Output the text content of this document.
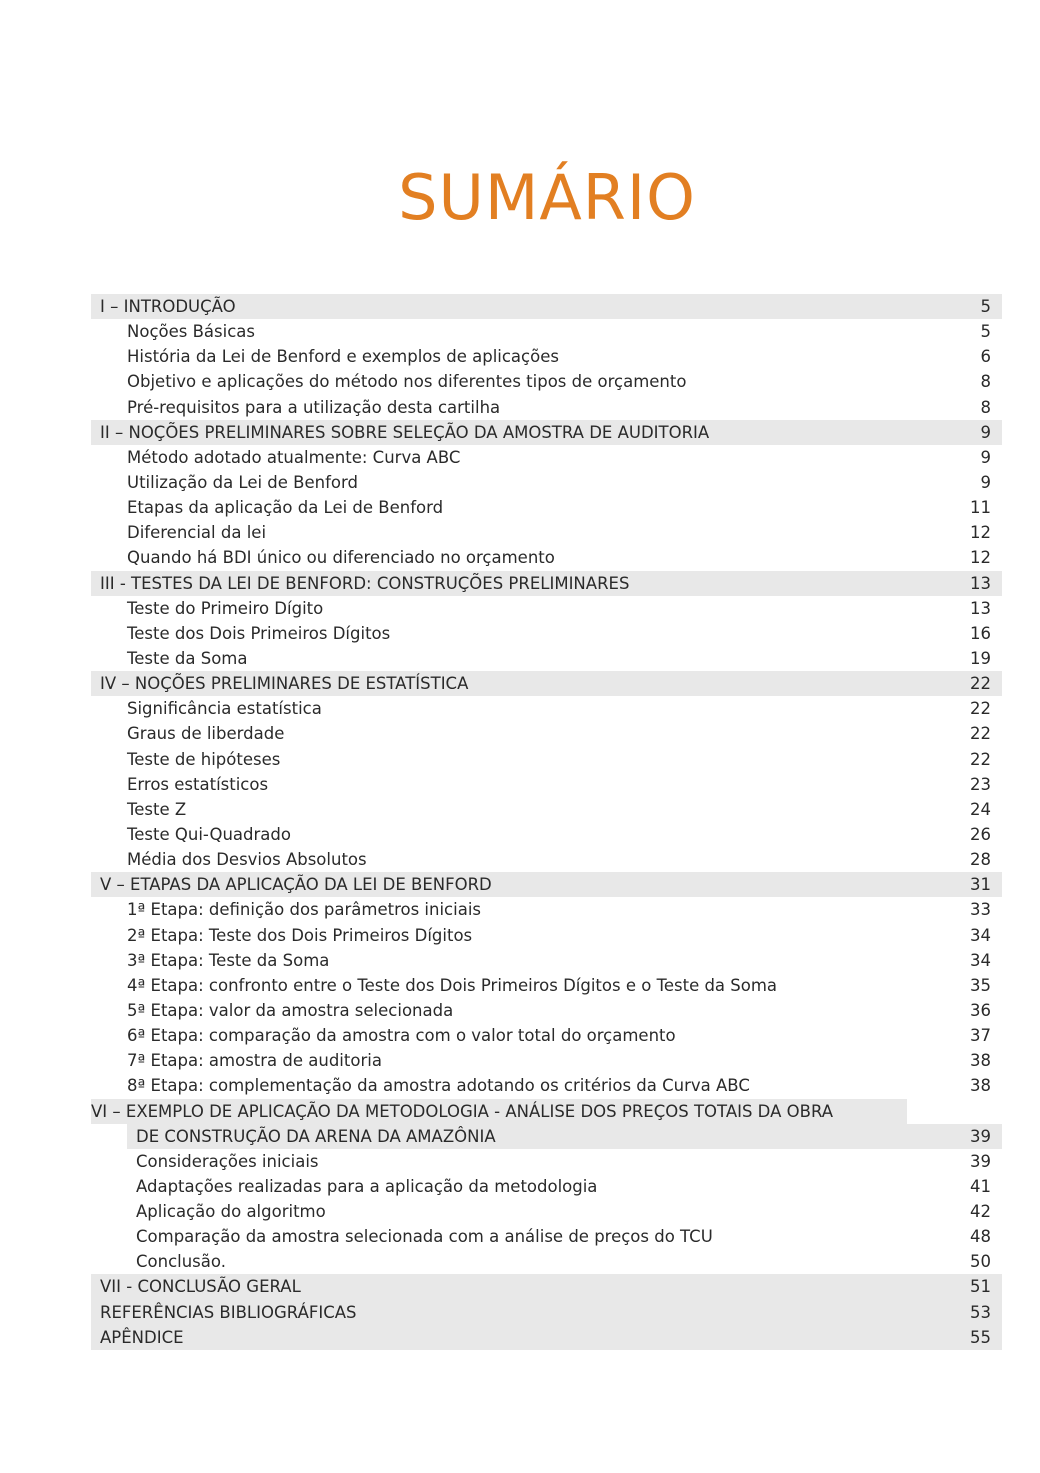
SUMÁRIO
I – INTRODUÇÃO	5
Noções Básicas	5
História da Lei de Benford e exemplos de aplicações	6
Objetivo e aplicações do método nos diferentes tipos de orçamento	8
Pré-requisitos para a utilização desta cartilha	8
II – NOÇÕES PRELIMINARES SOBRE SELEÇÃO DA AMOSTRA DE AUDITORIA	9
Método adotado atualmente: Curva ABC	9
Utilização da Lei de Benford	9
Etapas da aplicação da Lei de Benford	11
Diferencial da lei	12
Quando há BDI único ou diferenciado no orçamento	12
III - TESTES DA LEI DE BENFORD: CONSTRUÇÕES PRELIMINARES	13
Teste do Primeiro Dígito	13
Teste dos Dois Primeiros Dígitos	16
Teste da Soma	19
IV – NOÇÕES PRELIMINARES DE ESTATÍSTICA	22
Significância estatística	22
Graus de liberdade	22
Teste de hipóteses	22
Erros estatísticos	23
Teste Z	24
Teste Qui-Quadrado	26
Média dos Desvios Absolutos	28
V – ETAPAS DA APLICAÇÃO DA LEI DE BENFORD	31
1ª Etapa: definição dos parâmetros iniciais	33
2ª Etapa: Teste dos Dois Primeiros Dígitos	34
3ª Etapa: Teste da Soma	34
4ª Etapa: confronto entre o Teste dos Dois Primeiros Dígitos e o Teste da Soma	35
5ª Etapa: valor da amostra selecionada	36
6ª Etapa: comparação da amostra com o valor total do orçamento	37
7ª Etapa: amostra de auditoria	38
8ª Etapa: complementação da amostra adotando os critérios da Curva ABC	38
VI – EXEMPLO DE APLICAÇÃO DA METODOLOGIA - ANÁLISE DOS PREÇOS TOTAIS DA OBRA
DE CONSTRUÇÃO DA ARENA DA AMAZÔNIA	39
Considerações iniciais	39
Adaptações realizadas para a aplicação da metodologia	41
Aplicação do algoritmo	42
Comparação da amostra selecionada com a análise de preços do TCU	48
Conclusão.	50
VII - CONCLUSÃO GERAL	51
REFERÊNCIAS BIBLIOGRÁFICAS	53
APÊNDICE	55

___

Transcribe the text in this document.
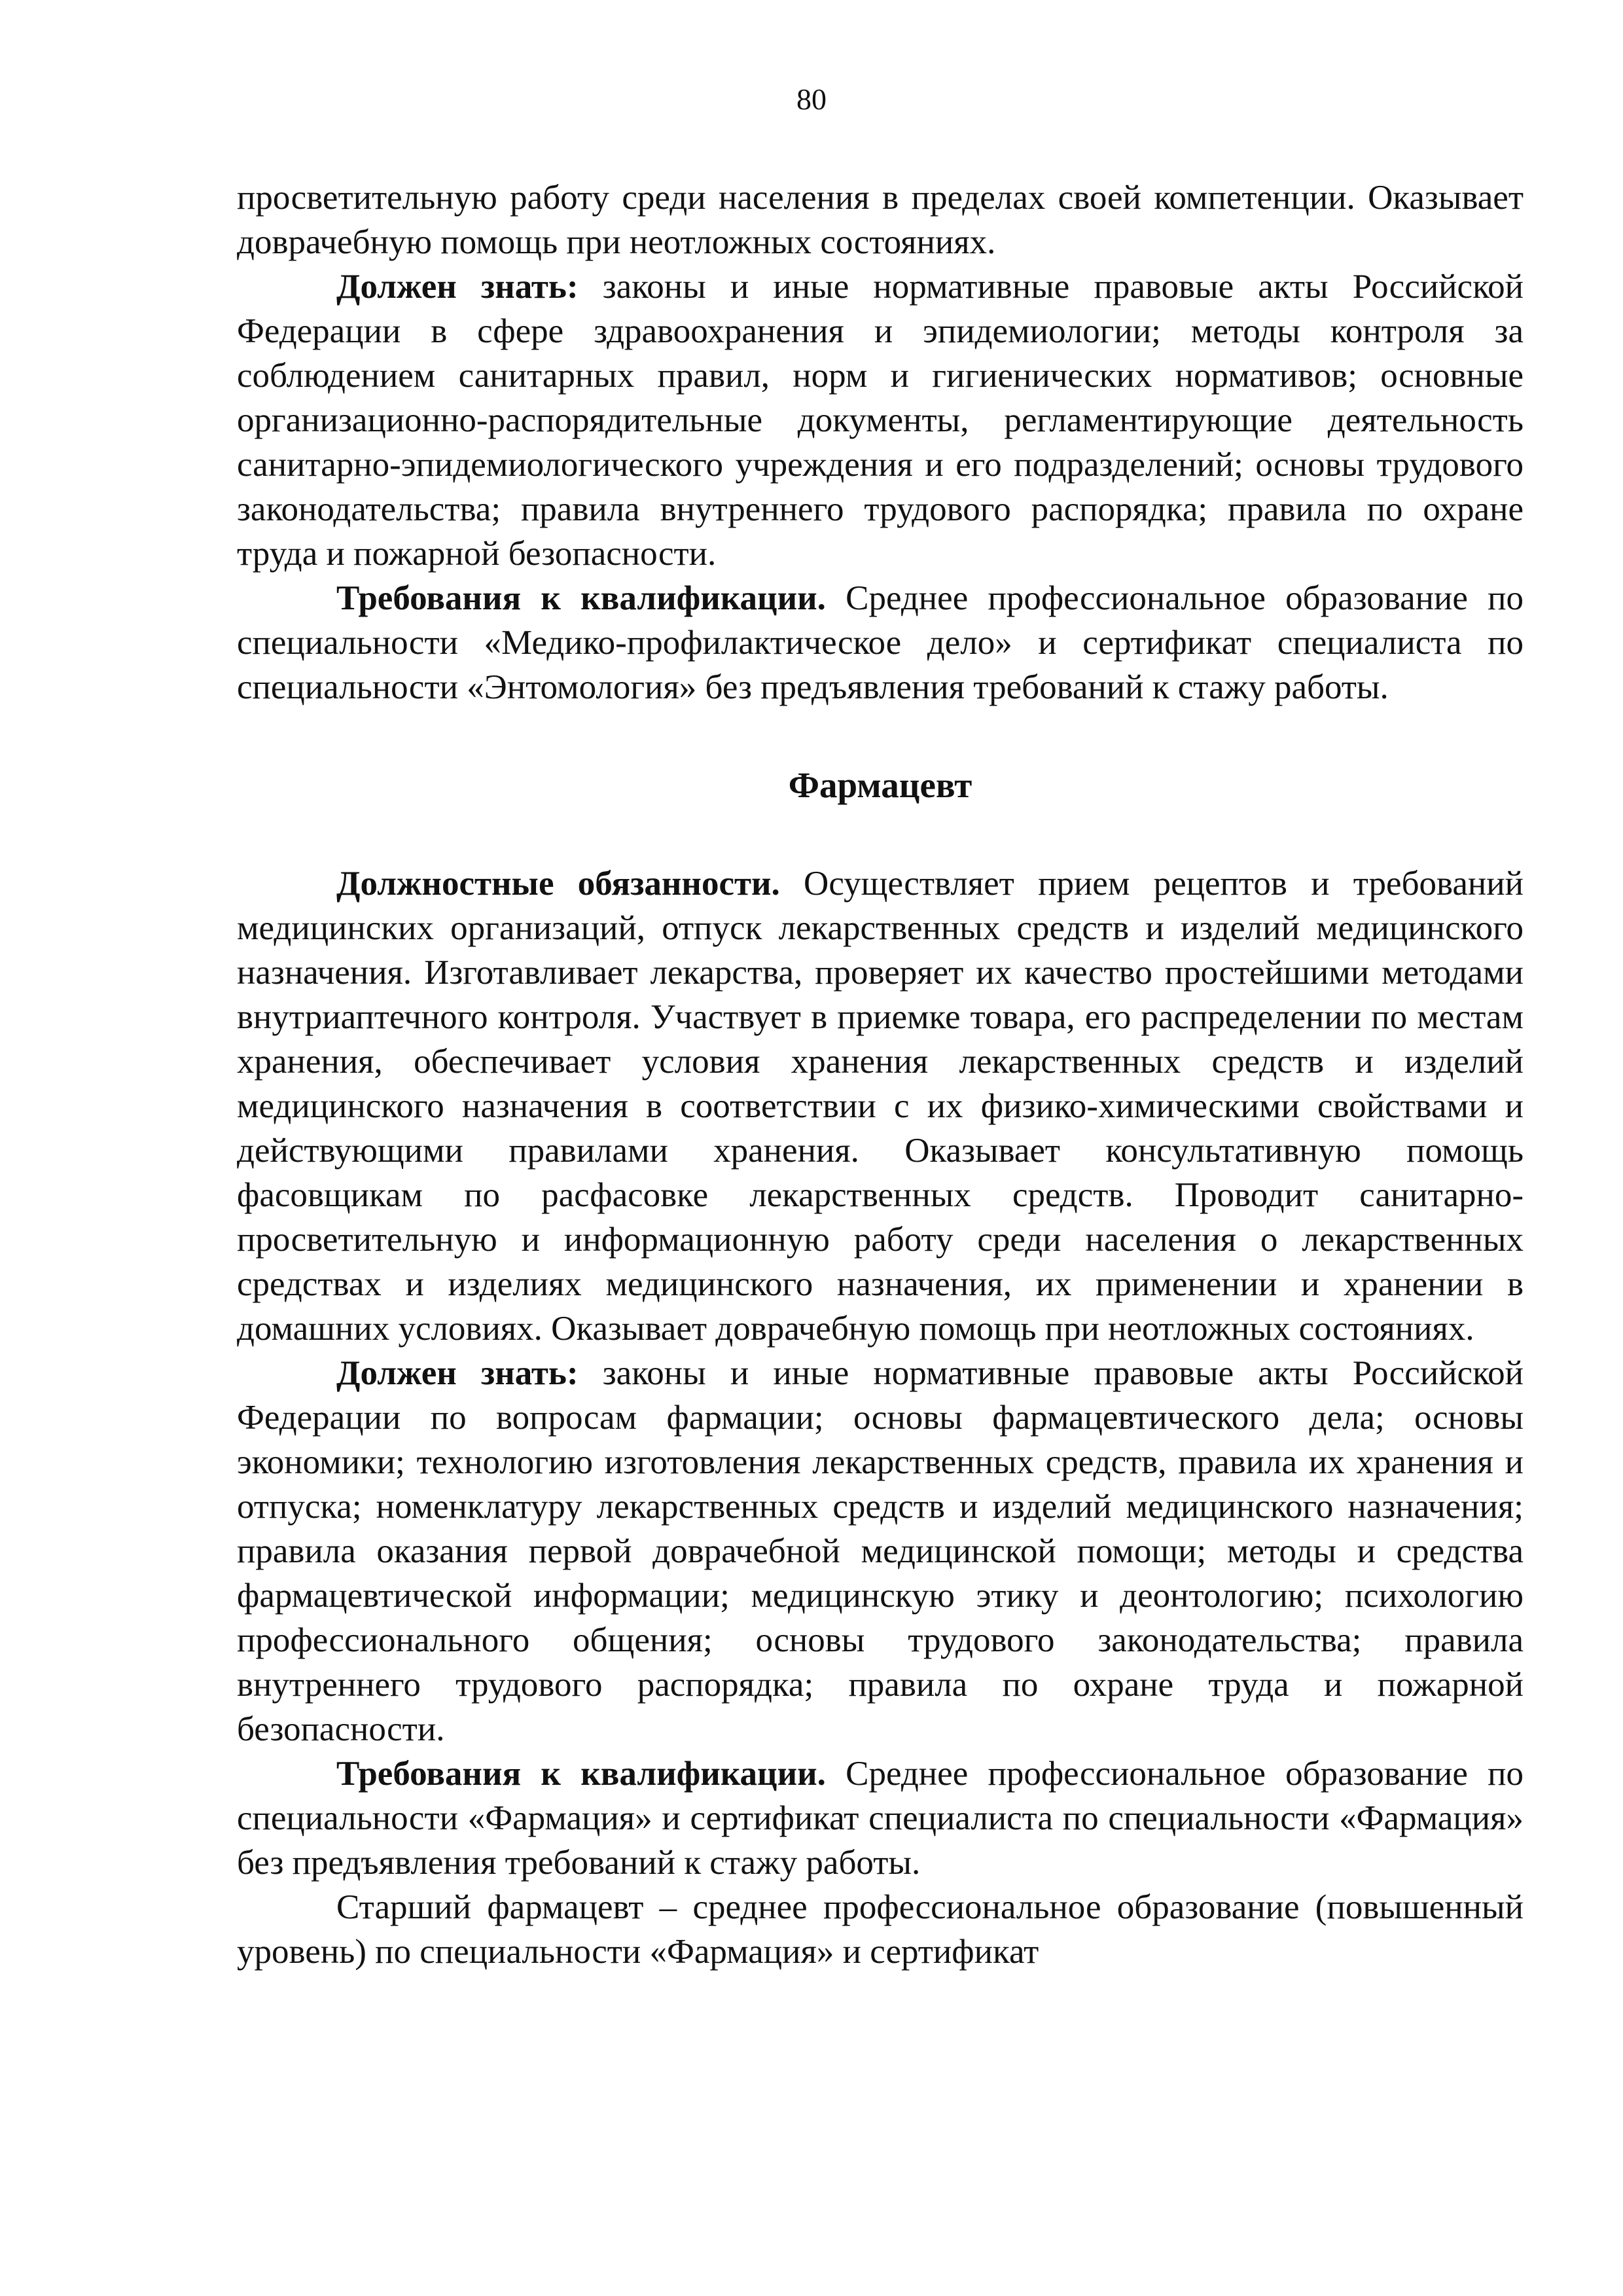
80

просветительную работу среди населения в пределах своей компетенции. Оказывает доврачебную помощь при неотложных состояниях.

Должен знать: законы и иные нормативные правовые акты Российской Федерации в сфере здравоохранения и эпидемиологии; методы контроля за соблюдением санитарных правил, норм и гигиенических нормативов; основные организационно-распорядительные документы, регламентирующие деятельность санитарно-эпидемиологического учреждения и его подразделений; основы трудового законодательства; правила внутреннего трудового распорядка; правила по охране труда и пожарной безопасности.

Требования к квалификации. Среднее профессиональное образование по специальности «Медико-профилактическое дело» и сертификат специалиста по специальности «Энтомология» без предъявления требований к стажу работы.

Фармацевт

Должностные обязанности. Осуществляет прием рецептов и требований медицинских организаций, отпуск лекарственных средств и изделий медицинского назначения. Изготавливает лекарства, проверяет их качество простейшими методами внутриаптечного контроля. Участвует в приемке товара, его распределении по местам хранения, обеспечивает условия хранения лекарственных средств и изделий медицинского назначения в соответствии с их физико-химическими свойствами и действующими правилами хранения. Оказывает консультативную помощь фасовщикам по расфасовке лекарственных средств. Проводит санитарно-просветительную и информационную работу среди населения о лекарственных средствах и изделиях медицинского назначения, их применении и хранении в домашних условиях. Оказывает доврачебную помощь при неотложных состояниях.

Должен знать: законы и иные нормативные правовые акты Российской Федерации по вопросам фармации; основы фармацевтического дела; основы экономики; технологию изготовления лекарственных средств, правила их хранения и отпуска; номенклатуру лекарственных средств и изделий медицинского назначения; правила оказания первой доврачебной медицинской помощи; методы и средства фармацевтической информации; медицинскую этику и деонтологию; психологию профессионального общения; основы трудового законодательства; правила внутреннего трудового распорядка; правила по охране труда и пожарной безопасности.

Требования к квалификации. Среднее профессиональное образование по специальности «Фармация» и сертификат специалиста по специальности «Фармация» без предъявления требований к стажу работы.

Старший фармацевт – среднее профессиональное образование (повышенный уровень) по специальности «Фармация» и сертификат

___

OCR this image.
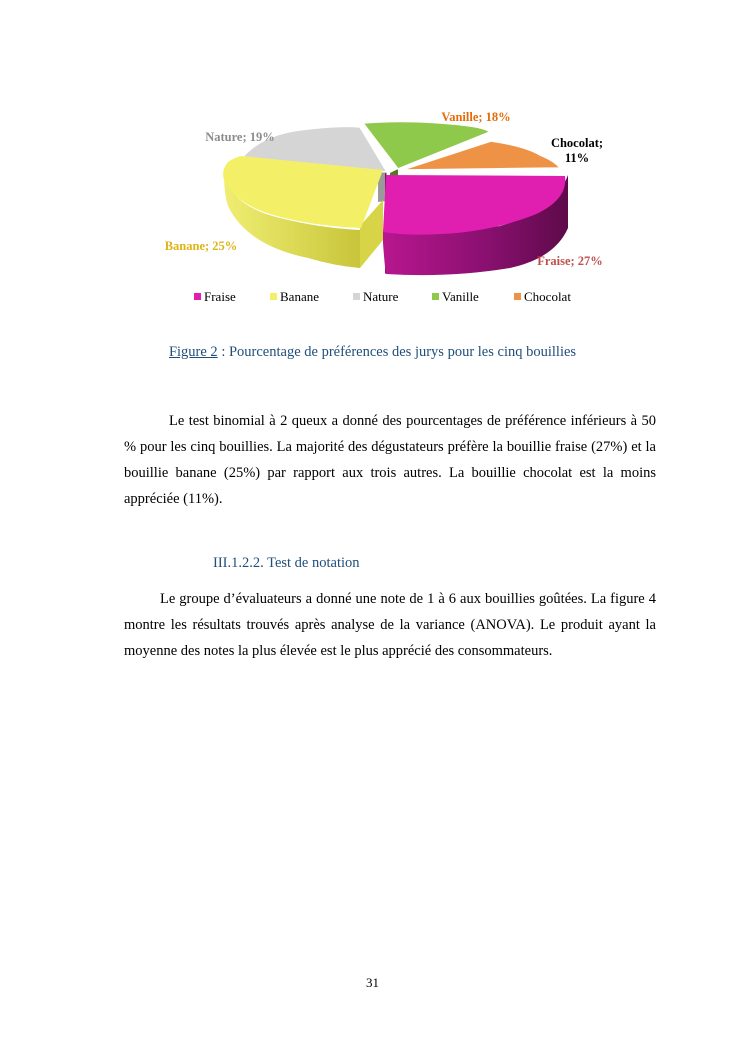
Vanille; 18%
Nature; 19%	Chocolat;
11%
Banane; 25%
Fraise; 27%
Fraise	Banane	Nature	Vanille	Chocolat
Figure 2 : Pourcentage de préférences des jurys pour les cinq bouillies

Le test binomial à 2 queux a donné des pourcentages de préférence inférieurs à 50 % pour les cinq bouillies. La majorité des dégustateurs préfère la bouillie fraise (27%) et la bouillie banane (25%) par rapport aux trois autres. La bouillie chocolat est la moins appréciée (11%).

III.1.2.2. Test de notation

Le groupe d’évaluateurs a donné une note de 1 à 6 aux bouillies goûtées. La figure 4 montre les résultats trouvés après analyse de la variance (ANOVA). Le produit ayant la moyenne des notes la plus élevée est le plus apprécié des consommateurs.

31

___

▶ [The exercise]:
From the data above, copy each line where the string "Фармация" appears.

▶ [Final answer]:
Требования к квалификации. Среднее профессиональное образование по специальности «Фармация» и сертификат специалиста по специальности «Фармация» без предъявления требований к стажу работы.
Старший фармацевт – среднее профессиональное образование (повышенный уровень) по специальности «Фармация» и сертификат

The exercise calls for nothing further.